** Begin Material provided **

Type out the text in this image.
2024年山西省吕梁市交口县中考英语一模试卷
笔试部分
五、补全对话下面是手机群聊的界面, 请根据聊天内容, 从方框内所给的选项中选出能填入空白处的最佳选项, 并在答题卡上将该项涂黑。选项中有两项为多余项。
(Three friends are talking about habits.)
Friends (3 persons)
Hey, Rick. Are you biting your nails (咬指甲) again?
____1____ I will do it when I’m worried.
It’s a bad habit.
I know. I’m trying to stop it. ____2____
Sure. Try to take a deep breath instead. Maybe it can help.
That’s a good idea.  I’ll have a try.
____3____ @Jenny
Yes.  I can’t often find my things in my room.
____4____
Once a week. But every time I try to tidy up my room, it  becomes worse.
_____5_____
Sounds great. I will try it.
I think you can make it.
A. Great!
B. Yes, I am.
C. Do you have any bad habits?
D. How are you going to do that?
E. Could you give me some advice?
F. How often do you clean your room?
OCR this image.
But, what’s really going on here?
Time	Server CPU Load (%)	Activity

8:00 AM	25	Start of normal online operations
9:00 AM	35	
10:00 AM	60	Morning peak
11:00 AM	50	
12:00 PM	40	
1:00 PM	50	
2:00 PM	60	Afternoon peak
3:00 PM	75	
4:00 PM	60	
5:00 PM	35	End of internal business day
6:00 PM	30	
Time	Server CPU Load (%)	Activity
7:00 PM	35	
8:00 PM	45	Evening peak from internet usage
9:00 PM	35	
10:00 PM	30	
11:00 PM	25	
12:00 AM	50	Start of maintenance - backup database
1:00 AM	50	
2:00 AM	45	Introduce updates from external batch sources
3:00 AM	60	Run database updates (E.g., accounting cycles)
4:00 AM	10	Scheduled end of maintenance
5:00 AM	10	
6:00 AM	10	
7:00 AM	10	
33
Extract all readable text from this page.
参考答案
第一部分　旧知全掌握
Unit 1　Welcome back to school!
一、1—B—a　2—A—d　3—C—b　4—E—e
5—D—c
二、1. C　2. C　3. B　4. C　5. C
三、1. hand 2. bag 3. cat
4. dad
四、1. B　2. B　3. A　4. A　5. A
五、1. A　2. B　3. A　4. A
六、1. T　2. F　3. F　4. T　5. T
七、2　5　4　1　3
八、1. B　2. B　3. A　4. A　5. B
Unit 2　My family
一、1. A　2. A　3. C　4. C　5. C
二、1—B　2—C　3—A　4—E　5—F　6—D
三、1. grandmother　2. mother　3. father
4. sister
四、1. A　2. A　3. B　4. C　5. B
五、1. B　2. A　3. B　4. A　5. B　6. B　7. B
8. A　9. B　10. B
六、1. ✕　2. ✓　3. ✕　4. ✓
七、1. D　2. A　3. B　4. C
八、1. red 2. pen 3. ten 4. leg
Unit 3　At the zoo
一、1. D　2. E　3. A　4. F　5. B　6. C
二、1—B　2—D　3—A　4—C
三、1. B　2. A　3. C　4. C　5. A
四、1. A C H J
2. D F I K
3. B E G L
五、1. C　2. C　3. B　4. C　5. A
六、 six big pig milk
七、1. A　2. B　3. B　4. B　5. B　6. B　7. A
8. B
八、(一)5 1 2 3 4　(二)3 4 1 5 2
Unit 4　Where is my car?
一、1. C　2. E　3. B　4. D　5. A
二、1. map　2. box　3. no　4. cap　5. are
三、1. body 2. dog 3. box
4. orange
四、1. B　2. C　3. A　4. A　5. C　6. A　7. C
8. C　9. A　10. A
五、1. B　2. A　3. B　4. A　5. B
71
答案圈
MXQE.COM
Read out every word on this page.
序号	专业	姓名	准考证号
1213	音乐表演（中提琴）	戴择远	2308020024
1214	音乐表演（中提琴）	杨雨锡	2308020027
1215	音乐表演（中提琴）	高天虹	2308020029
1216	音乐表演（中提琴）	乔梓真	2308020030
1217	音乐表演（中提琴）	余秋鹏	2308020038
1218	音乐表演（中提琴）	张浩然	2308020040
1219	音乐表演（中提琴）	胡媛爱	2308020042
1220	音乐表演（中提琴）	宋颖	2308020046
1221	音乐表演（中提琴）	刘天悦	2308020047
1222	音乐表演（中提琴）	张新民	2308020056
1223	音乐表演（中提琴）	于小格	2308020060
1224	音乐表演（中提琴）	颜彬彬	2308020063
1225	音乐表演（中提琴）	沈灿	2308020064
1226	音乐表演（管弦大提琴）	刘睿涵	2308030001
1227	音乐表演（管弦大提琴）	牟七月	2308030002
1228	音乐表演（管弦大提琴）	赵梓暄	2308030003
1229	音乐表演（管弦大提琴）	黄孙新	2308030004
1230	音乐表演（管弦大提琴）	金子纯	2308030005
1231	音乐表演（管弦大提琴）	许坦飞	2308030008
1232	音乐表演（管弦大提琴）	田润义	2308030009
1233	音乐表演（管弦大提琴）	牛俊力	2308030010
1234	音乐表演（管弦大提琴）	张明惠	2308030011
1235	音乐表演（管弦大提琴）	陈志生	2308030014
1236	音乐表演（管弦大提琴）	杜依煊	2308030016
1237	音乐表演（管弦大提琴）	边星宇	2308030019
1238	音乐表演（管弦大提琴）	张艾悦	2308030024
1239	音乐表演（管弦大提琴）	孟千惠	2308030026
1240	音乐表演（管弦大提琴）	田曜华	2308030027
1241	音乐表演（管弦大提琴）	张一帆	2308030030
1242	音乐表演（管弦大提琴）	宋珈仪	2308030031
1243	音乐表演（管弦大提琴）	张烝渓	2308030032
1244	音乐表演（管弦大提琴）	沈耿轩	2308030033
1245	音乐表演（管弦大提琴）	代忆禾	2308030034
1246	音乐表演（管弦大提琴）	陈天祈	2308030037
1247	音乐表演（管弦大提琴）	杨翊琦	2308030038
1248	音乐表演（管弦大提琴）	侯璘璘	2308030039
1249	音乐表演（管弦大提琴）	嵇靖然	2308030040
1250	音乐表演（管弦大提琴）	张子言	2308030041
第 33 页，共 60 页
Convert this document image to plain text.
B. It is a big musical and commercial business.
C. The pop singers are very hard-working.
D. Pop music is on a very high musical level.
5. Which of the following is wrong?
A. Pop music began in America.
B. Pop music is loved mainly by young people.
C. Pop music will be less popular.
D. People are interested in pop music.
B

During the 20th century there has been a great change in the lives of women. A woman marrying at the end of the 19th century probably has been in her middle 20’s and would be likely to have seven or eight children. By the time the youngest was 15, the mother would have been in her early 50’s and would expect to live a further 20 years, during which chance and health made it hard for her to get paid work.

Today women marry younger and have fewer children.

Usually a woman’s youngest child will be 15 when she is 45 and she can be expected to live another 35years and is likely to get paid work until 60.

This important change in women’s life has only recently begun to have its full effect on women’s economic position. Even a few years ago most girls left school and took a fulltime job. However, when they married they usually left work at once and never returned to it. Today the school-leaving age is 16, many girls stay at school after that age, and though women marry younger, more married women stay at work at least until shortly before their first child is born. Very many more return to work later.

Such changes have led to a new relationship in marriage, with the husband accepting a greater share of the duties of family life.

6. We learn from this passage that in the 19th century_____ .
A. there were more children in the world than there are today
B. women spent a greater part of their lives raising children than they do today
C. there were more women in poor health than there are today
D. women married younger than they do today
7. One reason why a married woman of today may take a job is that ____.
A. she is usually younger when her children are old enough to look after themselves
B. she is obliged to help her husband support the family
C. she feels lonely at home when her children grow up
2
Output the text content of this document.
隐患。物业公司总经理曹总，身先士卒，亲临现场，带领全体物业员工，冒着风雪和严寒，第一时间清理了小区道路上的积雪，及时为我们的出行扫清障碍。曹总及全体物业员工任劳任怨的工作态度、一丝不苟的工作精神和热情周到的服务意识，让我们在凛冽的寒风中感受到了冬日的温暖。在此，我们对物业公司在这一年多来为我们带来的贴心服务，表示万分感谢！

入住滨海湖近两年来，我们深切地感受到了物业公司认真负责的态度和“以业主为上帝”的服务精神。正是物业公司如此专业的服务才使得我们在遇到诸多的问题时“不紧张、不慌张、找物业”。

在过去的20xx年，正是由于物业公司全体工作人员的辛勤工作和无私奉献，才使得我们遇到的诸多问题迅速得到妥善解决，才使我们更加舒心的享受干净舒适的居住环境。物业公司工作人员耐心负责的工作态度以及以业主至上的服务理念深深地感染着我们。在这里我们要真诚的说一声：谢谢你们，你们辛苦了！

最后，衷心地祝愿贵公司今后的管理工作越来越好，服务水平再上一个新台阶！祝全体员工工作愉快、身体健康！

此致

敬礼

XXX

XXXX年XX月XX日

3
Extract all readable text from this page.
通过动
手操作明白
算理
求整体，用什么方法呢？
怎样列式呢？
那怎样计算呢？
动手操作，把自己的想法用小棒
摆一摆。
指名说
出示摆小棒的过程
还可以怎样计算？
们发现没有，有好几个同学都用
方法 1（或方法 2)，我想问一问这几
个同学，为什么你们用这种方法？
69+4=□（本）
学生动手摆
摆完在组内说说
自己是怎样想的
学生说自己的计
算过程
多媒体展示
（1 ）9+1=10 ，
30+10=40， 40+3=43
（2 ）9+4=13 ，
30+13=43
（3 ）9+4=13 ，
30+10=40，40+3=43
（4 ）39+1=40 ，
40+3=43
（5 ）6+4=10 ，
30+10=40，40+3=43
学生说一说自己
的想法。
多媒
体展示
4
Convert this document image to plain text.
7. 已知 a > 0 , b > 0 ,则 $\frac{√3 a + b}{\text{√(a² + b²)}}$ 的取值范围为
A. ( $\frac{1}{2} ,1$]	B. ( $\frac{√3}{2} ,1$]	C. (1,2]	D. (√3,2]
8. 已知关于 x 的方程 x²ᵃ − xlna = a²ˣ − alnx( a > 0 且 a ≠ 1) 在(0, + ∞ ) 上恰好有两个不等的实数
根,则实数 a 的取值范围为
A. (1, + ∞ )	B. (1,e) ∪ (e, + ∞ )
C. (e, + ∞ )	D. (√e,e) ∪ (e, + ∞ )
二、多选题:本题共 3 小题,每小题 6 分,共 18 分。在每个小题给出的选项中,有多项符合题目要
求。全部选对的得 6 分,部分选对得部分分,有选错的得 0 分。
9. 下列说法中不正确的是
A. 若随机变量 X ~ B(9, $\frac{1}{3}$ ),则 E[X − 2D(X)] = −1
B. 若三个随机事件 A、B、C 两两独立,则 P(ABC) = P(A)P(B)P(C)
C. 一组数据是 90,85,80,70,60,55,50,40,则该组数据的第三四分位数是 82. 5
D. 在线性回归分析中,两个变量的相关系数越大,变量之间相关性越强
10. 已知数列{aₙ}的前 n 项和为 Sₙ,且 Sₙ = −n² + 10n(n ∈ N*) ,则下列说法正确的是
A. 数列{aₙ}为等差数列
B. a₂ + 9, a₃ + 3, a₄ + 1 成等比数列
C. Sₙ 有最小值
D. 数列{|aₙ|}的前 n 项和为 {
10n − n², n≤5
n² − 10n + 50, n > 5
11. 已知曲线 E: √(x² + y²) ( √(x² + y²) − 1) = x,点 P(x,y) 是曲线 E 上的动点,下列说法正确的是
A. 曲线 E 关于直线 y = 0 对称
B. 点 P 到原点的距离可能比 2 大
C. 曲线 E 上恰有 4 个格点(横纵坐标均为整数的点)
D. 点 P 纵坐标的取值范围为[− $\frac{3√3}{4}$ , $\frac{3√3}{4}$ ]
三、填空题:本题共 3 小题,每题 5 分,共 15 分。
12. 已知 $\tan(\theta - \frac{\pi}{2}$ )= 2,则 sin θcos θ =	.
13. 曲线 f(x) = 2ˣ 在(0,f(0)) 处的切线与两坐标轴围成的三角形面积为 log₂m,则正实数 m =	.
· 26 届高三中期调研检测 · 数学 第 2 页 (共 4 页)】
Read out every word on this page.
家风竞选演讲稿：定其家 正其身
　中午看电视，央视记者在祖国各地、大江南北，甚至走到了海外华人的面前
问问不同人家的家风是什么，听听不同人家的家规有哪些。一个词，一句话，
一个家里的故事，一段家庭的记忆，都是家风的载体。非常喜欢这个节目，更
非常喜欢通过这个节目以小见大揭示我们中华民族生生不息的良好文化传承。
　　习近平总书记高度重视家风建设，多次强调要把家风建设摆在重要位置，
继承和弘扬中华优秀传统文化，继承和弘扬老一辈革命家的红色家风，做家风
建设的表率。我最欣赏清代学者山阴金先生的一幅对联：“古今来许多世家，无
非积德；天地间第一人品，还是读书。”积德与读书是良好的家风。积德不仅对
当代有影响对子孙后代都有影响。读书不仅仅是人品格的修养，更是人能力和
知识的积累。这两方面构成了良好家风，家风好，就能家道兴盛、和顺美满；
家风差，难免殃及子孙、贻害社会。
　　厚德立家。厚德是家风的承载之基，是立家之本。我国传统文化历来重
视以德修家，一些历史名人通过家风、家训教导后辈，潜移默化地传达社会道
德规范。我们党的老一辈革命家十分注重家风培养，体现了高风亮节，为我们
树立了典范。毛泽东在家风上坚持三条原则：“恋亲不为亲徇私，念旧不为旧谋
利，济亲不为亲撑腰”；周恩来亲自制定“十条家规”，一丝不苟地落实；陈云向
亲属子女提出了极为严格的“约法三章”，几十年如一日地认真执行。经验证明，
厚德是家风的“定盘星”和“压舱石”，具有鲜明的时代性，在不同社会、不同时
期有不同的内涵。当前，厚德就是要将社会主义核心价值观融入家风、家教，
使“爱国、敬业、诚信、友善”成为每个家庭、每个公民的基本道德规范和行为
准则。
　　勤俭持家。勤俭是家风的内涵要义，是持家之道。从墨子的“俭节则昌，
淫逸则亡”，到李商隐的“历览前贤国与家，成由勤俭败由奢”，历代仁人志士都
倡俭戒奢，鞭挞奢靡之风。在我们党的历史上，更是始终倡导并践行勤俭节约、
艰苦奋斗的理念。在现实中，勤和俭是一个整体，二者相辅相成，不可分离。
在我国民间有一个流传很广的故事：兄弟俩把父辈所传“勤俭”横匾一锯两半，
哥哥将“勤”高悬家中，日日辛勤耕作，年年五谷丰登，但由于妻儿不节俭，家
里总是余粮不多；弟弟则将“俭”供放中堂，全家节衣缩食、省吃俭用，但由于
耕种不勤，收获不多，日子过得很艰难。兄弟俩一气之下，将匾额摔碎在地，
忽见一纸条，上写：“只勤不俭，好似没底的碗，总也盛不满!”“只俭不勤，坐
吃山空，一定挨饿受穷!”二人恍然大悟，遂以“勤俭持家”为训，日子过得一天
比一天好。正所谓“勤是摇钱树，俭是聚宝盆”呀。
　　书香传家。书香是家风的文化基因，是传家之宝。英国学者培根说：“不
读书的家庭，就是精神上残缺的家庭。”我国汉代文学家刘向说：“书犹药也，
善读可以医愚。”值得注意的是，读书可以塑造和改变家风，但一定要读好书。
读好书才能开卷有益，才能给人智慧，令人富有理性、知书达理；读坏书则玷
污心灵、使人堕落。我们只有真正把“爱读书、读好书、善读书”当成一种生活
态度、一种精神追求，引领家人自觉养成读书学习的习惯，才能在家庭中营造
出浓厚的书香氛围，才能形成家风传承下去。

** End Material provided **

▶ [What this task involves]:
Read the entries above, then pull out the lines that include "text".

▶ [The answer]:
Type out the text in this image.
Extract all readable text from this page.
Convert this document image to plain text.
Output the text content of this document.
Extract all readable text from this page.
Convert this document image to plain text.
7. 已知 a > 0 , b > 0 ,则 $\frac{√3 a + b}{\text{√(a² + b²)}}$ 的取值范围为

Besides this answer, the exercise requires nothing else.